**Records excerpted from a collection**

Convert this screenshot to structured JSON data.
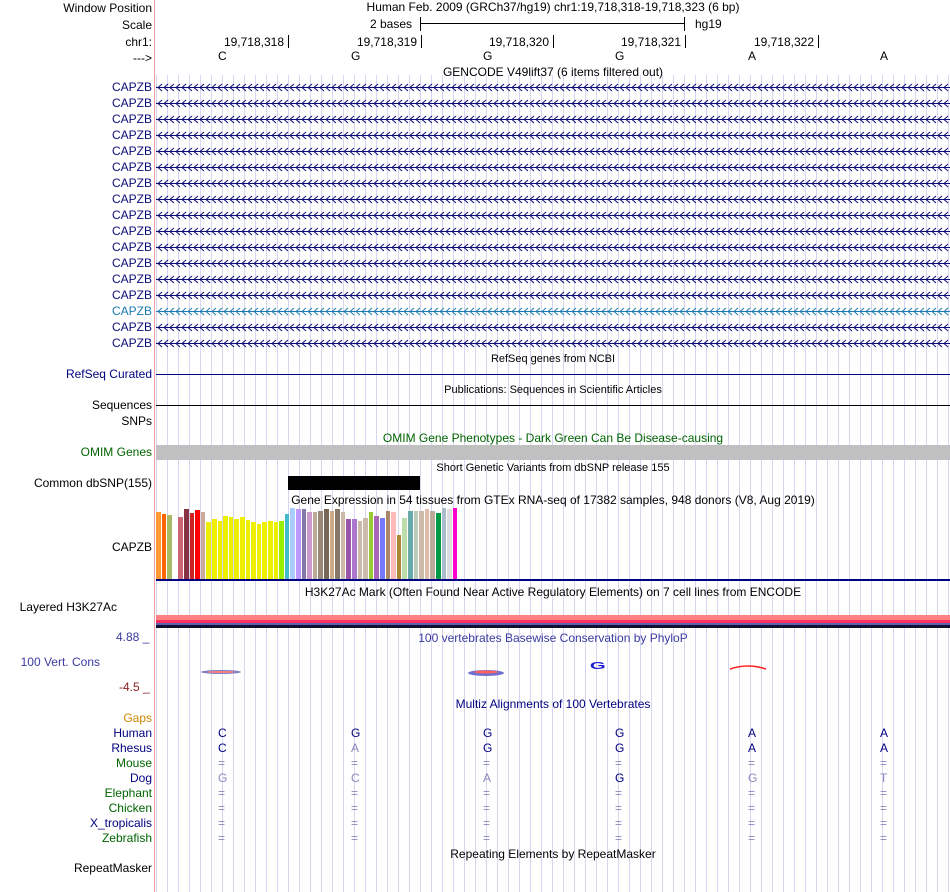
{
  "header": {
    "window_position_label": "Window Position",
    "window_position_value": "Human Feb. 2009 (GRCh37/hg19)   chr1:19,718,318-19,718,323 (6 bp)",
    "scale_label": "Scale",
    "scale_value": "2 bases",
    "scale_assembly": "hg19",
    "chrom_label": "chr1:",
    "strand_label": "--->",
    "coords": [
      "19,718,318",
      "19,718,319",
      "19,718,320",
      "19,718,321",
      "19,718,322"
    ],
    "bases": [
      "C",
      "G",
      "G",
      "G",
      "A",
      "A"
    ]
  },
  "gencode": {
    "title": "GENCODE V49lift37 (6 items filtered out)",
    "items": [
      "CAPZB",
      "CAPZB",
      "CAPZB",
      "CAPZB",
      "CAPZB",
      "CAPZB",
      "CAPZB",
      "CAPZB",
      "CAPZB",
      "CAPZB",
      "CAPZB",
      "CAPZB",
      "CAPZB",
      "CAPZB",
      "CAPZB",
      "CAPZB",
      "CAPZB"
    ],
    "highlight_index": 14,
    "colors": {
      "default": "#0c0c78",
      "highlight": "#1b7bb0"
    }
  },
  "refseq": {
    "title": "RefSeq genes from NCBI",
    "label": "RefSeq Curated"
  },
  "publications": {
    "title": "Publications: Sequences in Scientific Articles",
    "label": "Sequences"
  },
  "snps": {
    "label": "SNPs"
  },
  "omim": {
    "title": "OMIM Gene Phenotypes - Dark Green Can Be Disease-causing",
    "label": "OMIM Genes",
    "color": "#006400"
  },
  "dbsnp": {
    "title": "Short Genetic Variants from dbSNP release 155",
    "label": "Common dbSNP(155)"
  },
  "gtex": {
    "title": "Gene Expression in 54 tissues from GTEx RNA-seq of 17382 samples, 948 donors (V8, Aug 2019)",
    "label": "CAPZB",
    "bars": [
      {
        "c": "#ff9933",
        "v": 0.95
      },
      {
        "c": "#ff6600",
        "v": 0.92
      },
      {
        "c": "#aabb66",
        "v": 0.9
      },
      {
        "c": "#99ff00",
        "v": 0.0
      },
      {
        "c": "#cc6677",
        "v": 0.87
      },
      {
        "c": "#883344",
        "v": 0.98
      },
      {
        "c": "#cc2222",
        "v": 0.93
      },
      {
        "c": "#ff0000",
        "v": 0.97
      },
      {
        "c": "#ccaa99",
        "v": 0.95
      },
      {
        "c": "#eeee00",
        "v": 0.8
      },
      {
        "c": "#eeee00",
        "v": 0.84
      },
      {
        "c": "#eeee00",
        "v": 0.82
      },
      {
        "c": "#eeee00",
        "v": 0.89
      },
      {
        "c": "#eeee00",
        "v": 0.88
      },
      {
        "c": "#eeee00",
        "v": 0.85
      },
      {
        "c": "#eeee00",
        "v": 0.87
      },
      {
        "c": "#eeee00",
        "v": 0.83
      },
      {
        "c": "#eeee00",
        "v": 0.8
      },
      {
        "c": "#eeee00",
        "v": 0.78
      },
      {
        "c": "#eeee00",
        "v": 0.8
      },
      {
        "c": "#eeee00",
        "v": 0.82
      },
      {
        "c": "#eeee00",
        "v": 0.8
      },
      {
        "c": "#99ee00",
        "v": 0.82
      },
      {
        "c": "#44bbcc",
        "v": 0.92
      },
      {
        "c": "#aaccff",
        "v": 1.0
      },
      {
        "c": "#bb99ff",
        "v": 0.99
      },
      {
        "c": "#8877aa",
        "v": 0.98
      },
      {
        "c": "#cc99cc",
        "v": 0.95
      },
      {
        "c": "#bbaa99",
        "v": 0.94
      },
      {
        "c": "#998877",
        "v": 0.96
      },
      {
        "c": "#776655",
        "v": 0.98
      },
      {
        "c": "#ccaa88",
        "v": 0.96
      },
      {
        "c": "#887766",
        "v": 0.98
      },
      {
        "c": "#ccbbaa",
        "v": 0.94
      },
      {
        "c": "#9955aa",
        "v": 0.85
      },
      {
        "c": "#aa77cc",
        "v": 0.84
      },
      {
        "c": "#ccbbaa",
        "v": 0.82
      },
      {
        "c": "#ccbbaa",
        "v": 0.86
      },
      {
        "c": "#99cc33",
        "v": 0.95
      },
      {
        "c": "#aa66bb",
        "v": 0.89
      },
      {
        "c": "#7777ff",
        "v": 0.86
      },
      {
        "c": "#aa8866",
        "v": 0.96
      },
      {
        "c": "#ffbbbb",
        "v": 0.95
      },
      {
        "c": "#aa8833",
        "v": 0.62
      },
      {
        "c": "#bbddaa",
        "v": 0.86
      },
      {
        "c": "#66aaaa",
        "v": 0.96
      },
      {
        "c": "#bbccbb",
        "v": 0.96
      },
      {
        "c": "#ccbbaa",
        "v": 0.96
      },
      {
        "c": "#ddbbaa",
        "v": 0.98
      },
      {
        "c": "#bbaa99",
        "v": 0.96
      },
      {
        "c": "#009944",
        "v": 0.93
      },
      {
        "c": "#aabbcc",
        "v": 1.0
      },
      {
        "c": "#dddddd",
        "v": 0.99
      },
      {
        "c": "#ff00cc",
        "v": 1.0
      }
    ]
  },
  "h3k27ac": {
    "title": "H3K27Ac Mark (Often Found Near Active Regulatory Elements) on 7 cell lines from ENCODE",
    "label": "Layered H3K27Ac"
  },
  "conservation": {
    "title": "100 vertebrates Basewise Conservation by PhyloP",
    "label": "100 Vert. Cons",
    "max_label": "4.88 _",
    "min_label": "-4.5 _",
    "logo_letter": "G"
  },
  "multiz": {
    "title": "Multiz Alignments of 100 Vertebrates",
    "gaps_label": "Gaps",
    "species": [
      {
        "name": "Human",
        "color": "#000080",
        "bases": [
          "C",
          "G",
          "G",
          "G",
          "A",
          "A"
        ]
      },
      {
        "name": "Rhesus",
        "color": "#000080",
        "bases": [
          "C",
          "A",
          "G",
          "G",
          "A",
          "A"
        ]
      },
      {
        "name": "Mouse",
        "color": "#006400",
        "bases": [
          "=",
          "=",
          "=",
          "=",
          "=",
          "="
        ]
      },
      {
        "name": "Dog",
        "color": "#000080",
        "bases": [
          "G",
          "C",
          "A",
          "G",
          "G",
          "T"
        ]
      },
      {
        "name": "Elephant",
        "color": "#006400",
        "bases": [
          "=",
          "=",
          "=",
          "=",
          "=",
          "="
        ]
      },
      {
        "name": "Chicken",
        "color": "#006400",
        "bases": [
          "=",
          "=",
          "=",
          "=",
          "=",
          "="
        ]
      },
      {
        "name": "X_tropicalis",
        "color": "#000080",
        "bases": [
          "=",
          "=",
          "=",
          "=",
          "=",
          "="
        ]
      },
      {
        "name": "Zebrafish",
        "color": "#006400",
        "bases": [
          "=",
          "=",
          "=",
          "=",
          "=",
          "="
        ]
      }
    ],
    "gaps_color": "#cc8800"
  },
  "repeatmasker": {
    "title": "Repeating Elements by RepeatMasker",
    "label": "RepeatMasker"
  }
}
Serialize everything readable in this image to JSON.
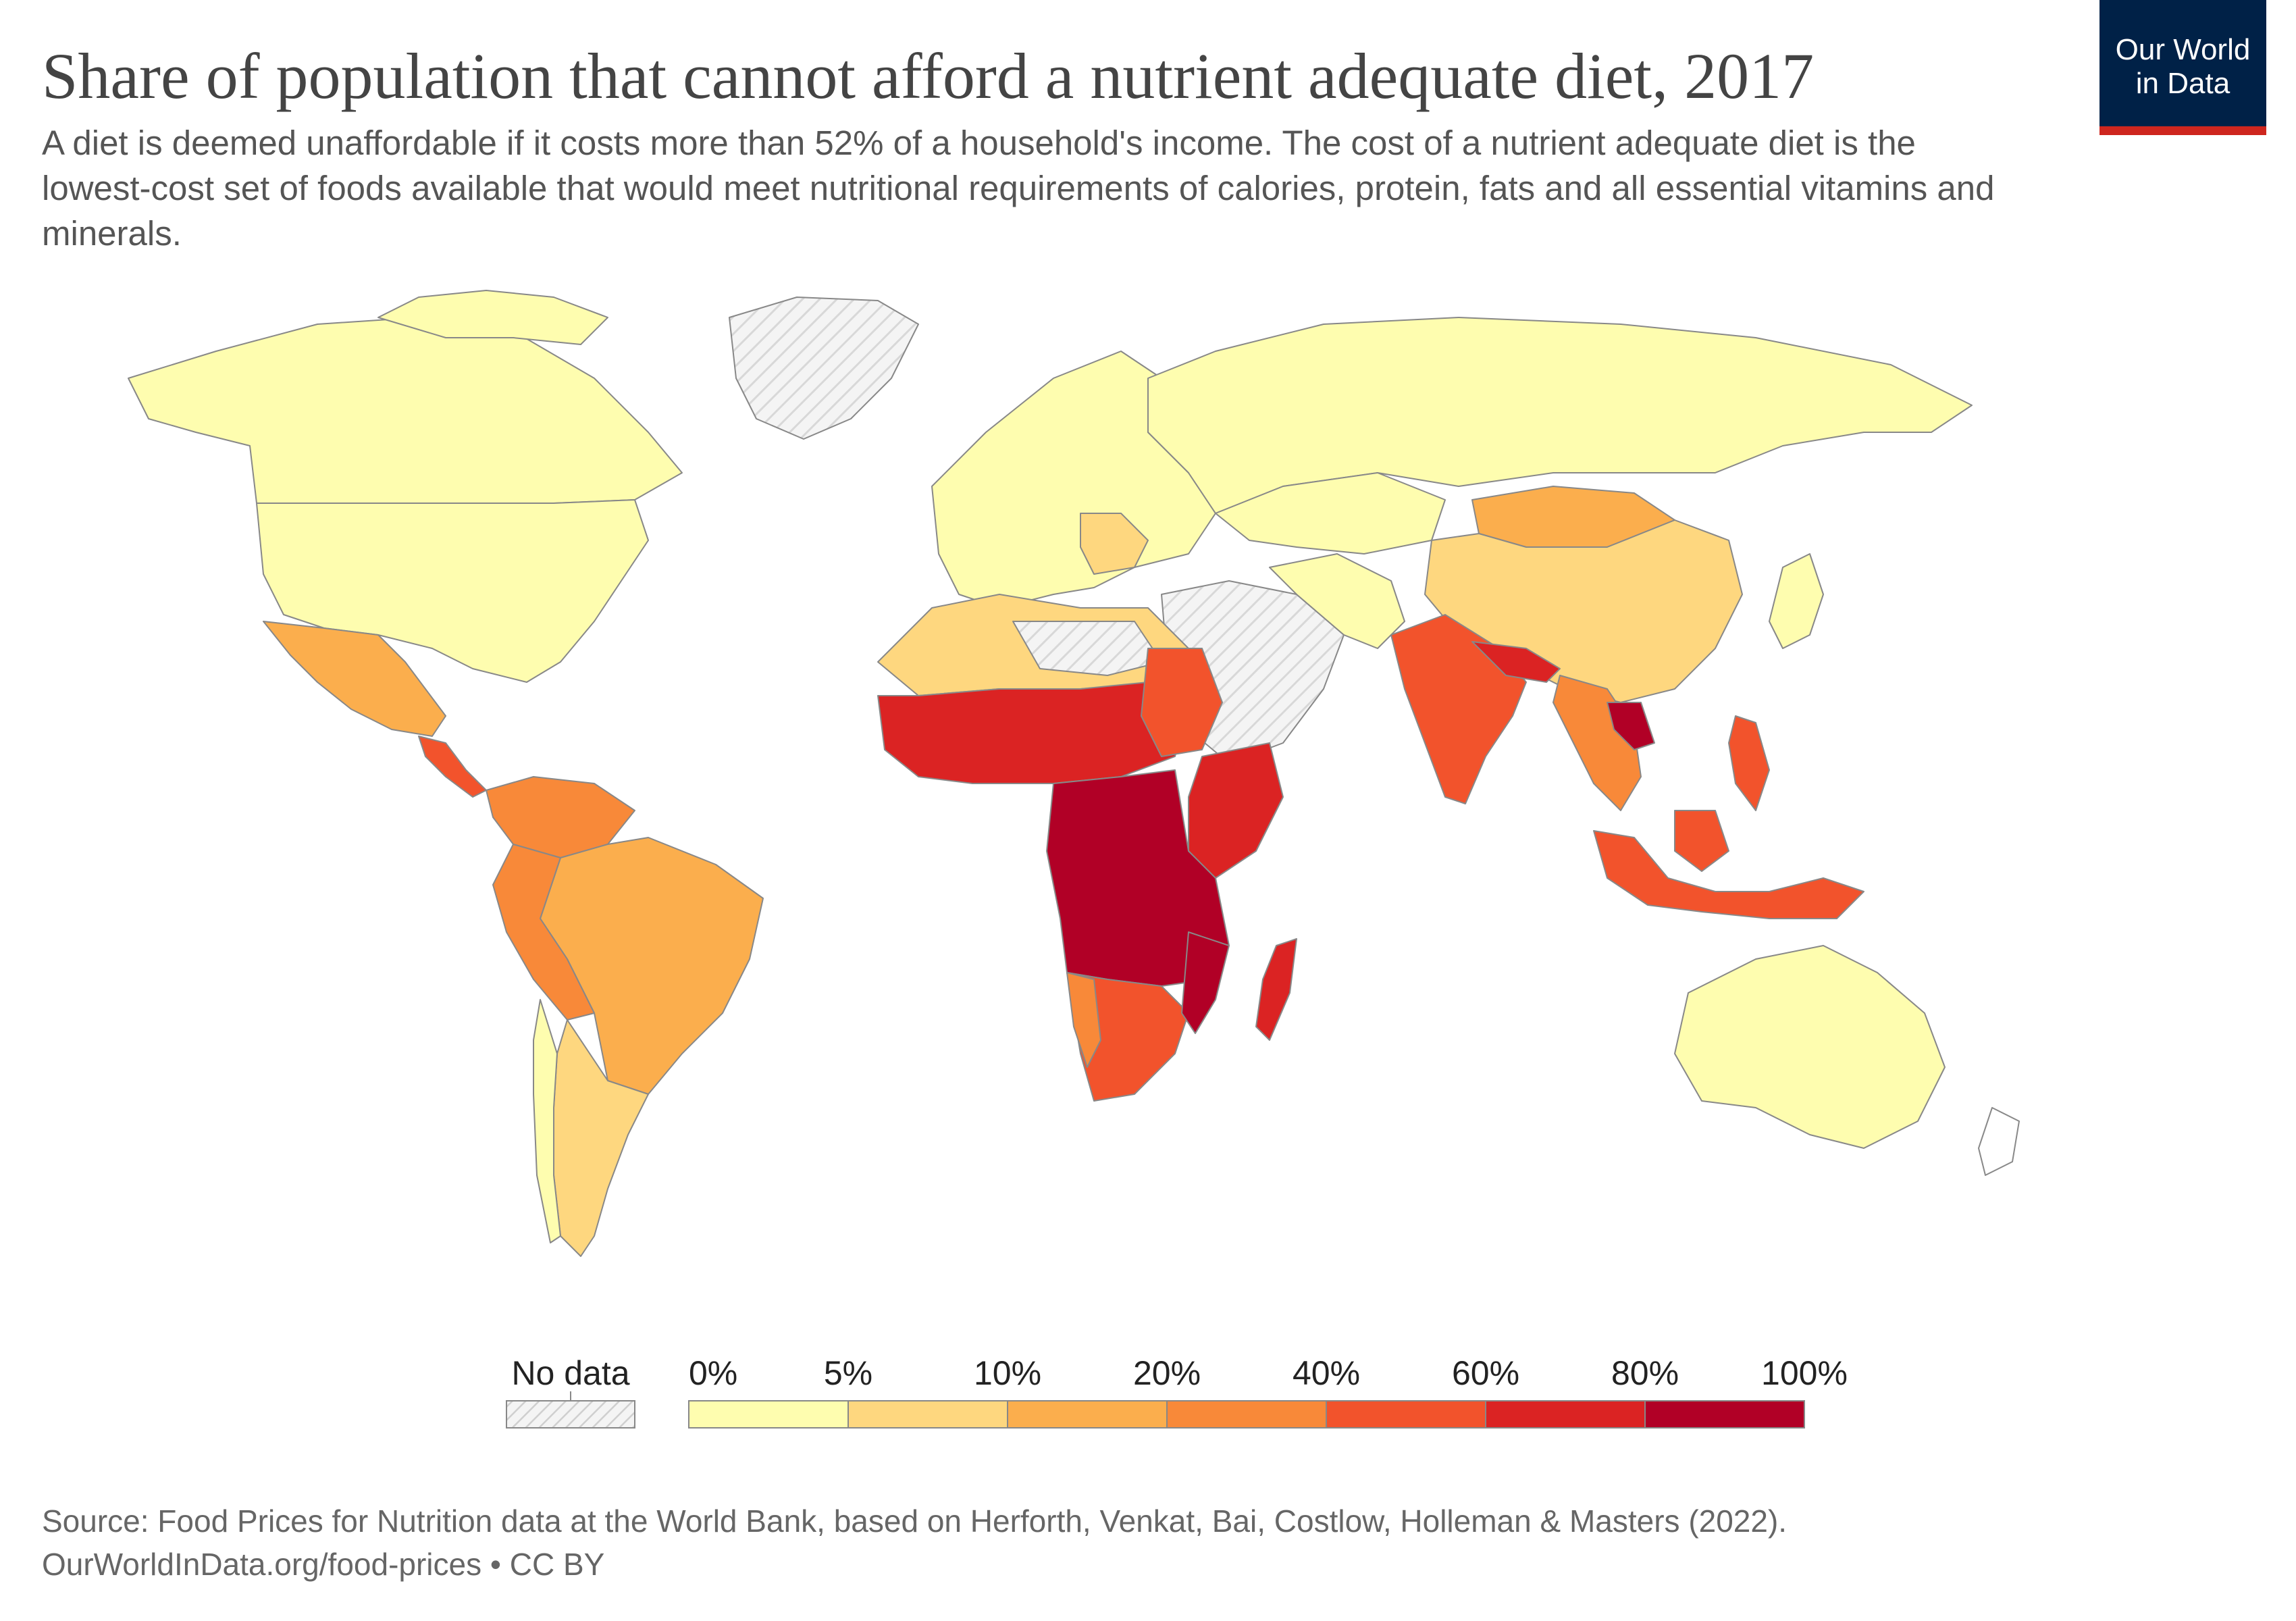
{
  "header": {
    "title": "Share of population that cannot afford a nutrient adequate diet, 2017",
    "subtitle": "A diet is deemed unaffordable if it costs more than 52% of a household's income. The cost of a nutrient adequate diet is the lowest-cost set of foods available that would meet nutritional requirements of calories, protein, fats and all essential vitamins and minerals.",
    "logo_line1": "Our World",
    "logo_line2": "in Data"
  },
  "legend": {
    "no_data_label": "No data",
    "bins": [
      {
        "label": "0%",
        "color": "#fefdaf"
      },
      {
        "label": "5%",
        "color": "#fed77f"
      },
      {
        "label": "10%",
        "color": "#fbae4d"
      },
      {
        "label": "20%",
        "color": "#f88939"
      },
      {
        "label": "40%",
        "color": "#f2532c"
      },
      {
        "label": "60%",
        "color": "#db2323"
      },
      {
        "label": "80%",
        "color": "#b10026"
      }
    ],
    "end_label": "100%",
    "no_data_color": "#eeeeee"
  },
  "footer": {
    "source": "Source: Food Prices for Nutrition data at the World Bank, based on Herforth, Venkat, Bai, Costlow, Holleman & Masters (2022).",
    "link": "OurWorldInData.org/food-prices",
    "license": "CC BY",
    "separator": "•"
  },
  "map": {
    "regions": [
      {
        "name": "Canada",
        "value": "0-5%",
        "color": "#fefdaf"
      },
      {
        "name": "United States",
        "value": "0-5%",
        "color": "#fefdaf"
      },
      {
        "name": "Mexico",
        "value": "10-20%",
        "color": "#fbae4d"
      },
      {
        "name": "Brazil",
        "value": "10-20%",
        "color": "#fbae4d"
      },
      {
        "name": "Argentina",
        "value": "5-10%",
        "color": "#fed77f"
      },
      {
        "name": "Europe",
        "value": "0-5%",
        "color": "#fefdaf"
      },
      {
        "name": "Russia",
        "value": "0-5%",
        "color": "#fefdaf"
      },
      {
        "name": "China",
        "value": "5-10%",
        "color": "#fed77f"
      },
      {
        "name": "Mongolia",
        "value": "10-20%",
        "color": "#fbae4d"
      },
      {
        "name": "India",
        "value": "40-60%",
        "color": "#f2532c"
      },
      {
        "name": "Central Africa",
        "value": "80-100%",
        "color": "#b10026"
      },
      {
        "name": "Madagascar",
        "value": "60-80%",
        "color": "#db2323"
      },
      {
        "name": "Indonesia",
        "value": "40-60%",
        "color": "#f2532c"
      },
      {
        "name": "Australia",
        "value": "0-5%",
        "color": "#fefdaf"
      }
    ]
  }
}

**Task item**
Return each line of the records above in which the word "nutrient" occurs.

**Response area**
    "title": "Share of population that cannot afford a nutrient adequate diet, 2017",
    "subtitle": "A diet is deemed unaffordable if it costs more than 52% of a household's income. The cost of a nutrient adequate diet is the lowest-cost set of foods available that would meet nutritional requirements of calories, protein, fats and all essential vitamins and minerals.",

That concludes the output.